▶ **Set problem**
Can all of these lines be returned exactly?

▶ **Given records**
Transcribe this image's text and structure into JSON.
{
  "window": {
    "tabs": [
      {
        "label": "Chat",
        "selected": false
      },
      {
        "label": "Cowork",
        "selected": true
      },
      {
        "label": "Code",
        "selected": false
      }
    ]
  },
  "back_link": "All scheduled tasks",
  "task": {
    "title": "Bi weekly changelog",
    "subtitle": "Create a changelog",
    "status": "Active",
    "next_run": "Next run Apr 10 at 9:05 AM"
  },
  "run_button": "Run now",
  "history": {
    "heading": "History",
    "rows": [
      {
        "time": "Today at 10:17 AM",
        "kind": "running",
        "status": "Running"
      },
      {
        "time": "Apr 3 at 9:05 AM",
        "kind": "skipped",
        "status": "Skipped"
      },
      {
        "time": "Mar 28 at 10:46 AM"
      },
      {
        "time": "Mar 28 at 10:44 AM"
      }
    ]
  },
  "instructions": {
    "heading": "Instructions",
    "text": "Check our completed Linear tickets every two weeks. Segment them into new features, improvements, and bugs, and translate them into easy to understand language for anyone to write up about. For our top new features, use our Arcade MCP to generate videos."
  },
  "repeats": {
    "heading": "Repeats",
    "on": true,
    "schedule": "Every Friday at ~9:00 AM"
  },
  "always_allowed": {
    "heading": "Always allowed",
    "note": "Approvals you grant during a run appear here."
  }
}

▶ **Full response**
Transcribe this image's text and structure into JSON.
{
  "window": {
    "tabs": [
      {
        "label": "Chat",
        "selected": false
      },
      {
        "label": "Cowork",
        "selected": true
      },
      {
        "label": "Code",
        "selected": false
      }
    ]
  },
  "back_link": "All scheduled tasks",
  "task": {
    "title": "Bi weekly changelog",
    "subtitle": "Create a changelog",
    "status": "Active",
    "next_run": "Next run Apr 10 at 9:05 AM"
  },
  "run_button": "Run now",
  "history": {
    "heading": "History",
    "rows": [
      {
        "time": "Today at 10:17 AM",
        "kind": "running",
        "status": "Running"
      },
      {
        "time": "Apr 3 at 9:05 AM",
        "kind": "skipped",
        "status": "Skipped"
      },
      {
        "time": "Mar 28 at 10:46 AM"
      },
      {
        "time": "Mar 28 at 10:44 AM"
      }
    ]
  },
  "instructions": {
    "heading": "Instructions",
    "text": "Check our completed Linear tickets every two weeks. Segment them into new features, improvements, and bugs, and translate them into easy to understand language for anyone to write up about. For our top new features, use our Arcade MCP to generate videos."
  },
  "repeats": {
    "heading": "Repeats",
    "on": true,
    "schedule": "Every Friday at ~9:00 AM"
  },
  "always_allowed": {
    "heading": "Always allowed",
    "note": "Approvals you grant during a run appear here."
  }
}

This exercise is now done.